### [Instructions for the task]
Your task is to give the listing below back word for word, pictures excluded.
*-*-*
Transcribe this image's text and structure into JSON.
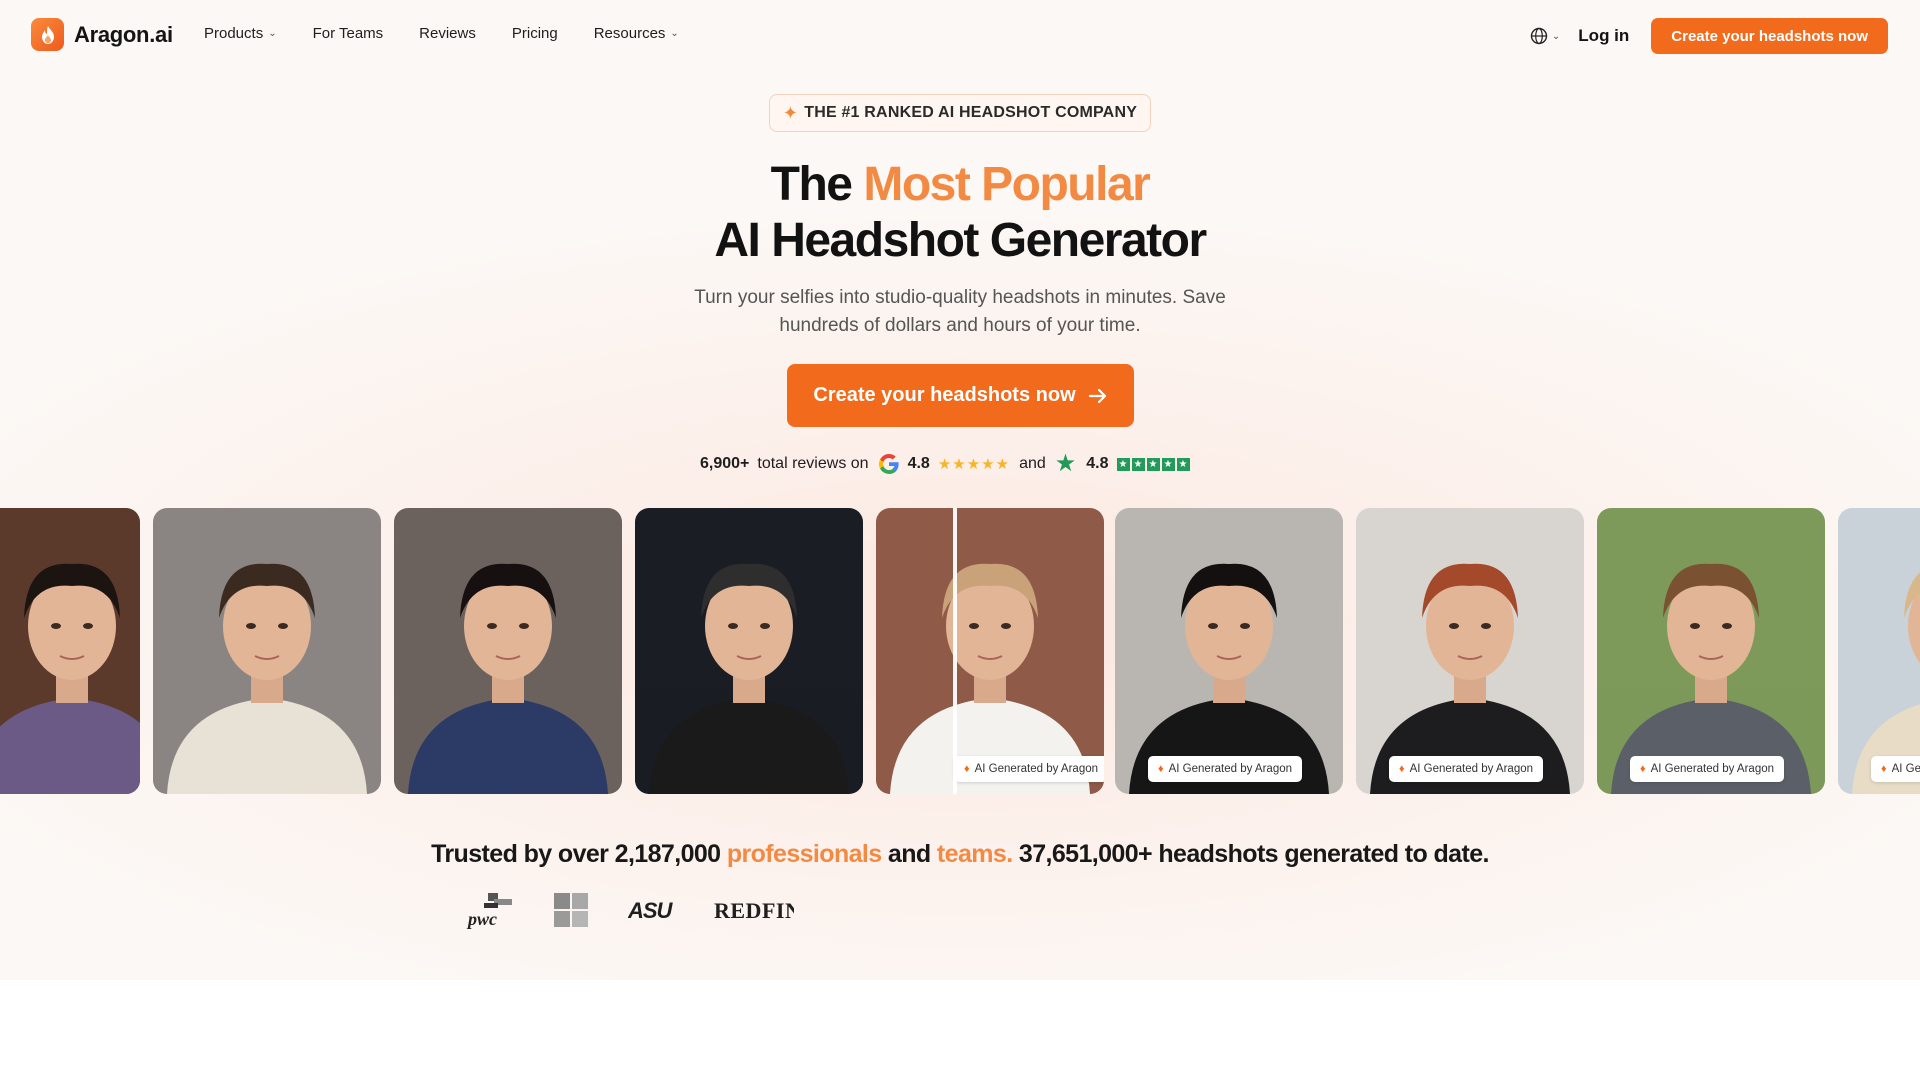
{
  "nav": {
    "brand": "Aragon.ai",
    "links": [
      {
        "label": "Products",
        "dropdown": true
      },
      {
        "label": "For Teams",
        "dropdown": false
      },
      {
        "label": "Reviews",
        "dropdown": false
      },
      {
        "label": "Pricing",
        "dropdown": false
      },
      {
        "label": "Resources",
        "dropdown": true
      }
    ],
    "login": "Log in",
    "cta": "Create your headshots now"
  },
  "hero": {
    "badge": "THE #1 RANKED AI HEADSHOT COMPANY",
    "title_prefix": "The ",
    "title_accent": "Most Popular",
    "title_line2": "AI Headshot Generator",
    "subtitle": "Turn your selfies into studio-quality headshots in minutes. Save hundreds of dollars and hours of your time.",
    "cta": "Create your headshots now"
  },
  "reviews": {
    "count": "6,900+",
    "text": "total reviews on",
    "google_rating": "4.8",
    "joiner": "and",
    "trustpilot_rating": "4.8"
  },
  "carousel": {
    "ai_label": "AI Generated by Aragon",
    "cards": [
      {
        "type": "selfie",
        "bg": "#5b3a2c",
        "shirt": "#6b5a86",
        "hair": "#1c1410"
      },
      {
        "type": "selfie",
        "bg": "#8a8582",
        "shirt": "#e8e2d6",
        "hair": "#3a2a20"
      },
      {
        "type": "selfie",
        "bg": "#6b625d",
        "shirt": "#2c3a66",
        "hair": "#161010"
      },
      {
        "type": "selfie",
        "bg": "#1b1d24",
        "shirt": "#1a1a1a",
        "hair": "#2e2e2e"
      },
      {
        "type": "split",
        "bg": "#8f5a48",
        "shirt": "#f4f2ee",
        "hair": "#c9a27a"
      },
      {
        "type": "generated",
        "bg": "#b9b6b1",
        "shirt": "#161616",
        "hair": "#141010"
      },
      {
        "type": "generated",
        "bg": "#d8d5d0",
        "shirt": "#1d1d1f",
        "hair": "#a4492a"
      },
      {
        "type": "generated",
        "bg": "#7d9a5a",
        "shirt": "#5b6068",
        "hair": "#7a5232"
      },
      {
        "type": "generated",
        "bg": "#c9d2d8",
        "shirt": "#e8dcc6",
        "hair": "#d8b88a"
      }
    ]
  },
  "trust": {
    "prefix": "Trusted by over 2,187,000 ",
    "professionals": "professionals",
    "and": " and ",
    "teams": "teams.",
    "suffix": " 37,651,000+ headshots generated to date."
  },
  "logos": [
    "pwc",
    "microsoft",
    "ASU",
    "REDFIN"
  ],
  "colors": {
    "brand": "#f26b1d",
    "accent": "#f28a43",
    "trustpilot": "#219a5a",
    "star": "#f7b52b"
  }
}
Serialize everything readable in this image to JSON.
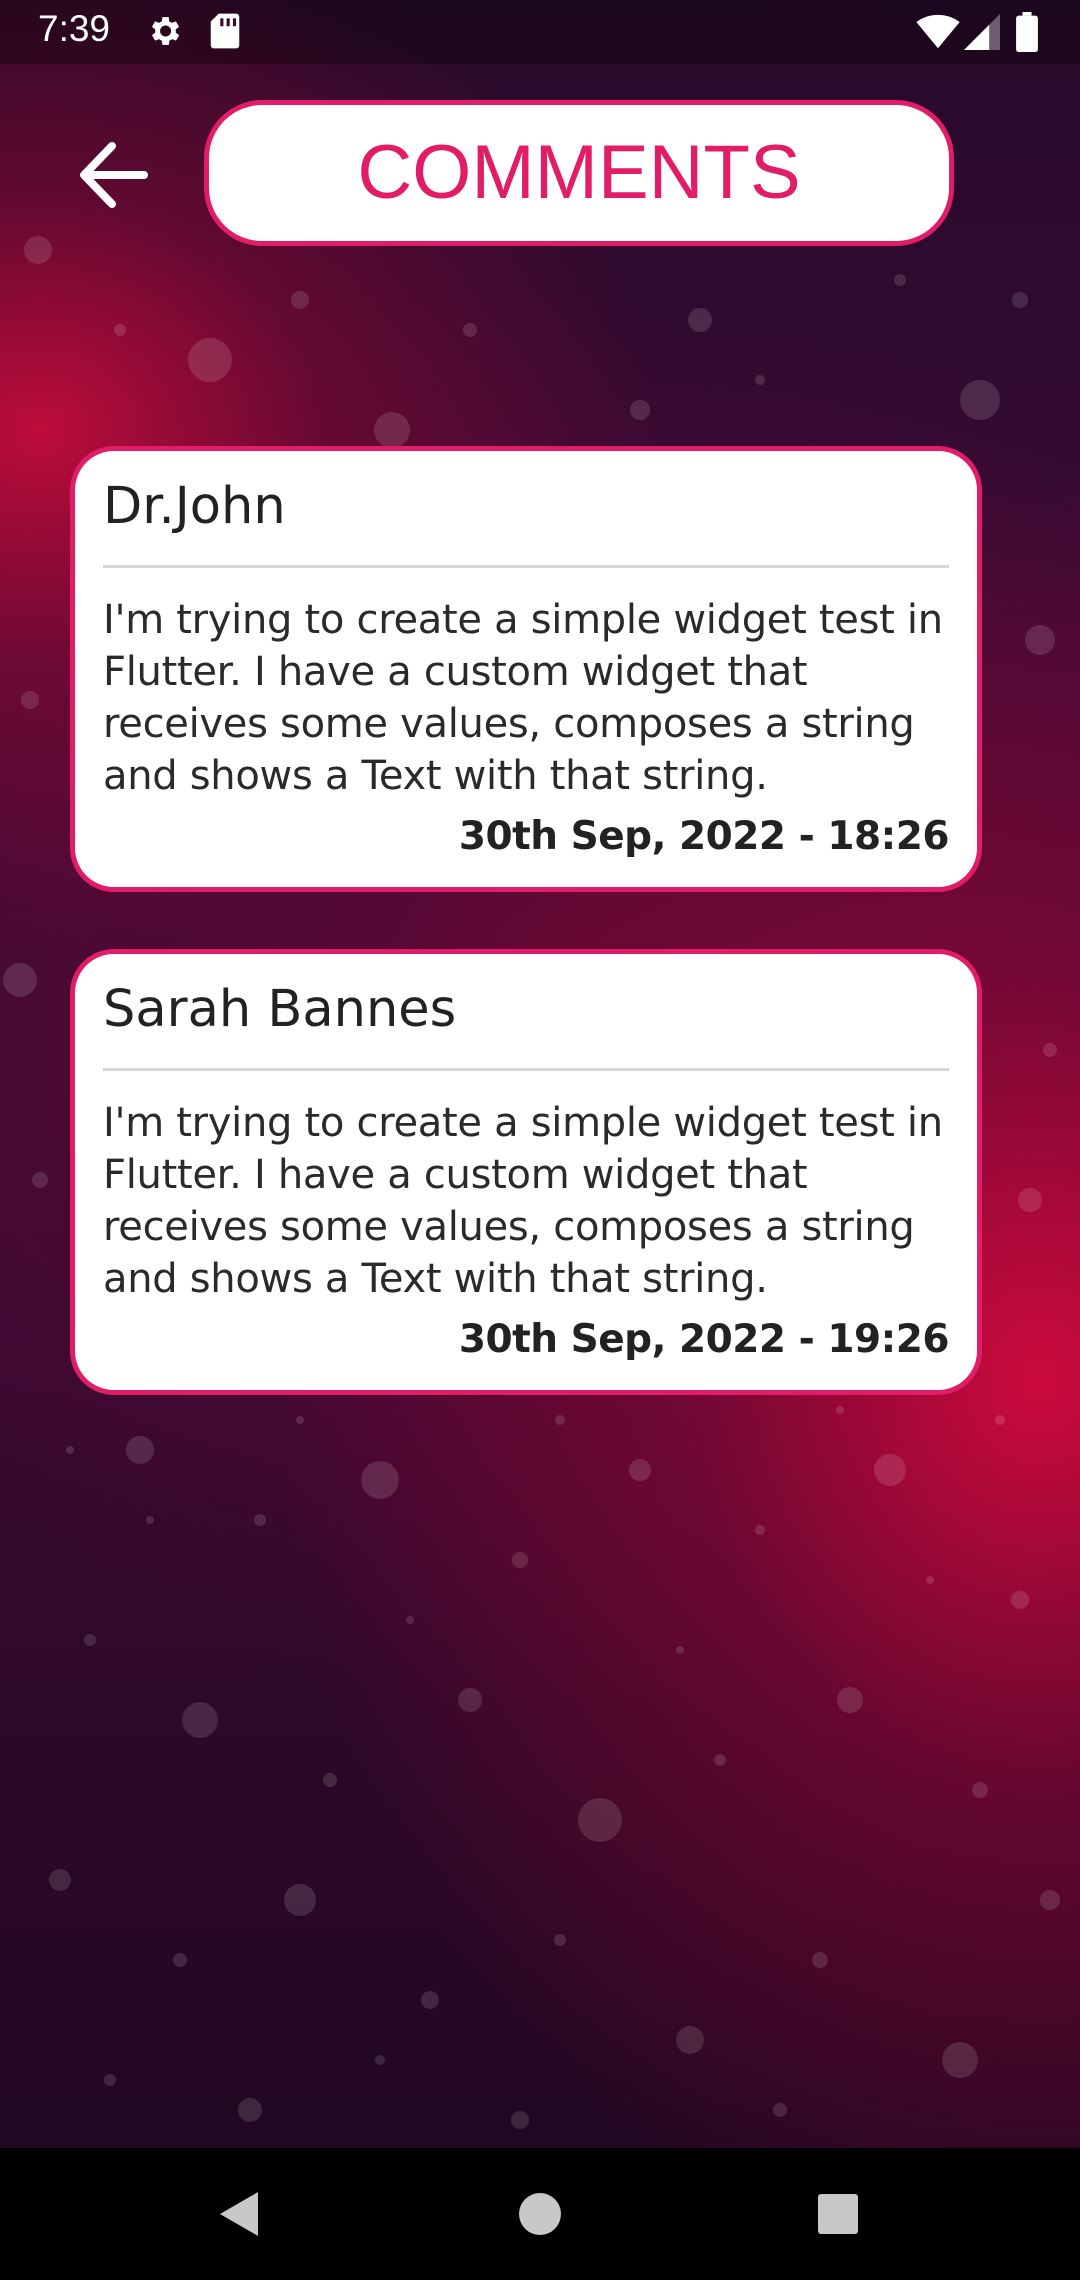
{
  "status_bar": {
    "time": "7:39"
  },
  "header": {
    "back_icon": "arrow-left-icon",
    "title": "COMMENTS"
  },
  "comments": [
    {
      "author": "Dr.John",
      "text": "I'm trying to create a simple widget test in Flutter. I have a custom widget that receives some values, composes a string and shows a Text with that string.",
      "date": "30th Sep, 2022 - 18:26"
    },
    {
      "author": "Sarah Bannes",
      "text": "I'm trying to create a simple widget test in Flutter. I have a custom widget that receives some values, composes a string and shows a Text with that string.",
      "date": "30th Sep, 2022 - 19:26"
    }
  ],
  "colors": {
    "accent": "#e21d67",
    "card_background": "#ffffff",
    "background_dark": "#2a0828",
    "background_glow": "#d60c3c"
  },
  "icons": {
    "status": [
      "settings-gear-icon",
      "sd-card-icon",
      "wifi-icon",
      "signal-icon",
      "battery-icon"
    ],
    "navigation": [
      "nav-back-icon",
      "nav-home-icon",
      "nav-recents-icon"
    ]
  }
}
*-*-*
### [Result of this task]
Transcribe this image's text and structure into JSON.
{
  "nav": {
    "brand": "Aragon.ai",
    "links": [
      {
        "label": "Products",
        "dropdown": true
      },
      {
        "label": "For Teams",
        "dropdown": false
      },
      {
        "label": "Reviews",
        "dropdown": false
      },
      {
        "label": "Pricing",
        "dropdown": false
      },
      {
        "label": "Resources",
        "dropdown": true
      }
    ],
    "login": "Log in",
    "cta": "Create your headshots now"
  },
  "hero": {
    "badge": "THE #1 RANKED AI HEADSHOT COMPANY",
    "title_prefix": "The ",
    "title_accent": "Most Popular",
    "title_line2": "AI Headshot Generator",
    "subtitle": "Turn your selfies into studio-quality headshots in minutes. Save hundreds of dollars and hours of your time.",
    "cta": "Create your headshots now"
  },
  "reviews": {
    "count": "6,900+",
    "text": "total reviews on",
    "google_rating": "4.8",
    "joiner": "and",
    "trustpilot_rating": "4.8"
  },
  "carousel": {
    "ai_label": "AI Generated by Aragon",
    "cards": [
      {
        "type": "selfie",
        "bg": "#5b3a2c",
        "shirt": "#6b5a86",
        "hair": "#1c1410"
      },
      {
        "type": "selfie",
        "bg": "#8a8582",
        "shirt": "#e8e2d6",
        "hair": "#3a2a20"
      },
      {
        "type": "selfie",
        "bg": "#6b625d",
        "shirt": "#2c3a66",
        "hair": "#161010"
      },
      {
        "type": "selfie",
        "bg": "#1b1d24",
        "shirt": "#1a1a1a",
        "hair": "#2e2e2e"
      },
      {
        "type": "split",
        "bg": "#8f5a48",
        "shirt": "#f4f2ee",
        "hair": "#c9a27a"
      },
      {
        "type": "generated",
        "bg": "#b9b6b1",
        "shirt": "#161616",
        "hair": "#141010"
      },
      {
        "type": "generated",
        "bg": "#d8d5d0",
        "shirt": "#1d1d1f",
        "hair": "#a4492a"
      },
      {
        "type": "generated",
        "bg": "#7d9a5a",
        "shirt": "#5b6068",
        "hair": "#7a5232"
      },
      {
        "type": "generated",
        "bg": "#c9d2d8",
        "shirt": "#e8dcc6",
        "hair": "#d8b88a"
      }
    ]
  },
  "trust": {
    "prefix": "Trusted by over 2,187,000 ",
    "professionals": "professionals",
    "and": " and ",
    "teams": "teams.",
    "suffix": " 37,651,000+ headshots generated to date."
  },
  "logos": [
    "pwc",
    "microsoft",
    "ASU",
    "REDFIN"
  ],
  "colors": {
    "brand": "#f26b1d",
    "accent": "#f28a43",
    "trustpilot": "#219a5a",
    "star": "#f7b52b"
  }
}
Serialize everything readable in this image to JSON.
{
  "status_bar": {
    "time": "7:39"
  },
  "header": {
    "back_icon": "arrow-left-icon",
    "title": "COMMENTS"
  },
  "comments": [
    {
      "author": "Dr.John",
      "text": "I'm trying to create a simple widget test in Flutter. I have a custom widget that receives some values, composes a string and shows a Text with that string.",
      "date": "30th Sep, 2022 - 18:26"
    },
    {
      "author": "Sarah Bannes",
      "text": "I'm trying to create a simple widget test in Flutter. I have a custom widget that receives some values, composes a string and shows a Text with that string.",
      "date": "30th Sep, 2022 - 19:26"
    }
  ],
  "colors": {
    "accent": "#e21d67",
    "card_background": "#ffffff",
    "background_dark": "#2a0828",
    "background_glow": "#d60c3c"
  },
  "icons": {
    "status": [
      "settings-gear-icon",
      "sd-card-icon",
      "wifi-icon",
      "signal-icon",
      "battery-icon"
    ],
    "navigation": [
      "nav-back-icon",
      "nav-home-icon",
      "nav-recents-icon"
    ]
  }
}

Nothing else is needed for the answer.